In the entries below, identify every line with the string "character" and copy it.

[Stored data]
************

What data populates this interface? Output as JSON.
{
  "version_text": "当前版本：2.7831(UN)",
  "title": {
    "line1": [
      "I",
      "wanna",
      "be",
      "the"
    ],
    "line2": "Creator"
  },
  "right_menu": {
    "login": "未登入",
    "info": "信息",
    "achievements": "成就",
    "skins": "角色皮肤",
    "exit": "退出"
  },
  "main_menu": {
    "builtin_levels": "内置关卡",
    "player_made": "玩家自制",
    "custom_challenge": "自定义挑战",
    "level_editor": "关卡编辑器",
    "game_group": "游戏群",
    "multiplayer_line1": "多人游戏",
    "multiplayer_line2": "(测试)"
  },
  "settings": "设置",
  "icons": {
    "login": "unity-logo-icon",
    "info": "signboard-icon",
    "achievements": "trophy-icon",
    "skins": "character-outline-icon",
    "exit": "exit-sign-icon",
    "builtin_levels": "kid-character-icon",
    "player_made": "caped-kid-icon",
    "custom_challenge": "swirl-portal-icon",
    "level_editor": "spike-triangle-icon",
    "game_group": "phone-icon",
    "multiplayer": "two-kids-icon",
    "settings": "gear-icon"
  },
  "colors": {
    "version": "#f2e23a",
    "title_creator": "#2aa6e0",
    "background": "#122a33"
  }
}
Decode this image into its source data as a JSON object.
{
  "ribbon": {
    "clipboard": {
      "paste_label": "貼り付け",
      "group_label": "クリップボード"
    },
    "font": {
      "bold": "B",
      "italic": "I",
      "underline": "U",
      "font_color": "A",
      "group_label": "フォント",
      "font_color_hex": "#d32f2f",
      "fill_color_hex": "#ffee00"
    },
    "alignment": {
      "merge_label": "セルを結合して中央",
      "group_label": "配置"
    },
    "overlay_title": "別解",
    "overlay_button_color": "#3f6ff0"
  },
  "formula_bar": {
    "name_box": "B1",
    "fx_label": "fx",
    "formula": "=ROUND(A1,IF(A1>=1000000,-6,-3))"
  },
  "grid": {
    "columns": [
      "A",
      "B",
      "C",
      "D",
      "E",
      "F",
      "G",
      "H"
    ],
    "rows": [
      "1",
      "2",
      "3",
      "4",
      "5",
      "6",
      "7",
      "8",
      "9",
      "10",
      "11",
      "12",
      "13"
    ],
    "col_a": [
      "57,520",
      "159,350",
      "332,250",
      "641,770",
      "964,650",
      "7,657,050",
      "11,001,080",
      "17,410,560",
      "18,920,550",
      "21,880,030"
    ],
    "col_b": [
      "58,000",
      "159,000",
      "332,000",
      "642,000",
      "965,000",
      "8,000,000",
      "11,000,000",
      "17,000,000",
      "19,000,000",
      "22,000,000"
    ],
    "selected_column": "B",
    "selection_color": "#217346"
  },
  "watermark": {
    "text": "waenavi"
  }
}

************

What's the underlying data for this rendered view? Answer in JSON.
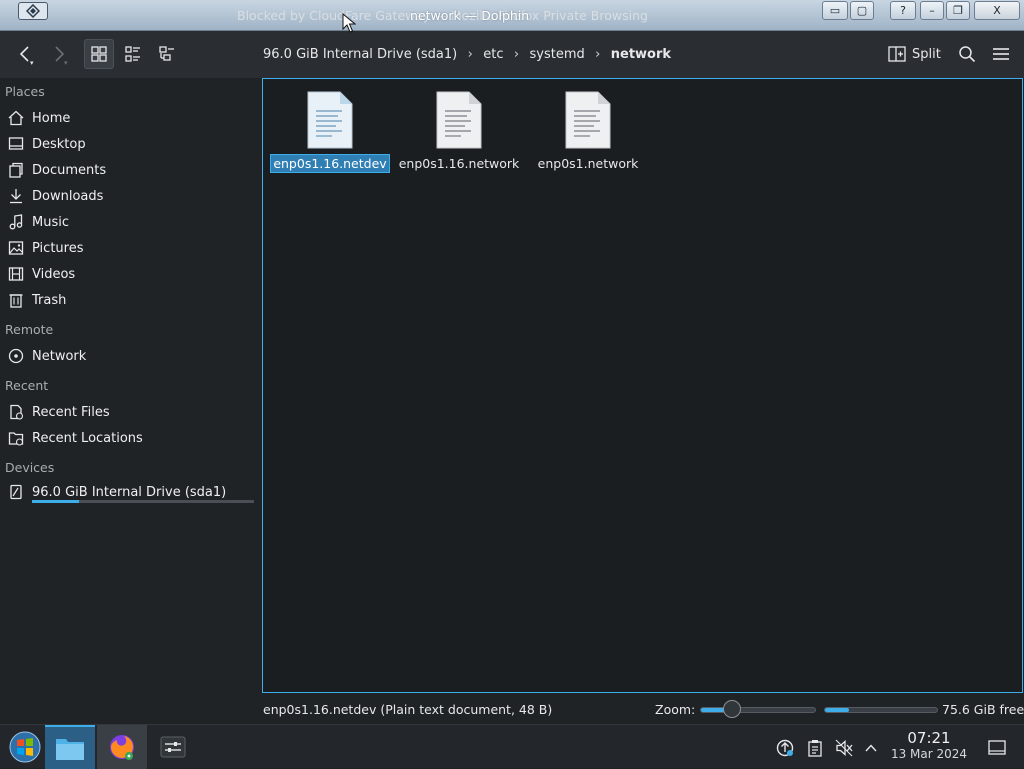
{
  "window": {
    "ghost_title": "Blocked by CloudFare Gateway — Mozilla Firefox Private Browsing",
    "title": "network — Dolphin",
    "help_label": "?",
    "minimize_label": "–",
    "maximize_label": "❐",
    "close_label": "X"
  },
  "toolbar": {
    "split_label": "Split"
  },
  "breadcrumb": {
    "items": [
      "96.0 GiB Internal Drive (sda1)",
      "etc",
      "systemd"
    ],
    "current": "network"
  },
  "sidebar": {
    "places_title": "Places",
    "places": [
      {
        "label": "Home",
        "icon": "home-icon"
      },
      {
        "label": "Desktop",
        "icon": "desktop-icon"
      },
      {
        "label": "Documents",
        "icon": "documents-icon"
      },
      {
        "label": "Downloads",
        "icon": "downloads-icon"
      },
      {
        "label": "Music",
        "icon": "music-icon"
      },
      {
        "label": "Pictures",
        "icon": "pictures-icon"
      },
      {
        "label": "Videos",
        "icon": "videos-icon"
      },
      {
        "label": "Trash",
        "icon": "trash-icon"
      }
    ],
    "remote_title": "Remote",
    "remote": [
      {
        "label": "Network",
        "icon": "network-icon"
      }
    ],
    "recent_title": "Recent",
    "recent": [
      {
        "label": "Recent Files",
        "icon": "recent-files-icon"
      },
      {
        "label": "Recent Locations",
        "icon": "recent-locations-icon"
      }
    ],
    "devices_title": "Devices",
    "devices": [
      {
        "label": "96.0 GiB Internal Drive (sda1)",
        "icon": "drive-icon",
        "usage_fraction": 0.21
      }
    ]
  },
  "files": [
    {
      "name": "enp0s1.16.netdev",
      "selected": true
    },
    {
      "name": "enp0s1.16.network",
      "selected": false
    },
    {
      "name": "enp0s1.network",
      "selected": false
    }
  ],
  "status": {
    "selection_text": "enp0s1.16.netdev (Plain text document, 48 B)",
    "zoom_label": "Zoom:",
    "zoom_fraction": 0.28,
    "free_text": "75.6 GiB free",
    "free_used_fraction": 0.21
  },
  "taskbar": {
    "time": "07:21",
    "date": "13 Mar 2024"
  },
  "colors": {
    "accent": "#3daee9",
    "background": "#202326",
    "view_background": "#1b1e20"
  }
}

************

## Answer:
    "skins": "character-outline-icon",
    "builtin_levels": "kid-character-icon",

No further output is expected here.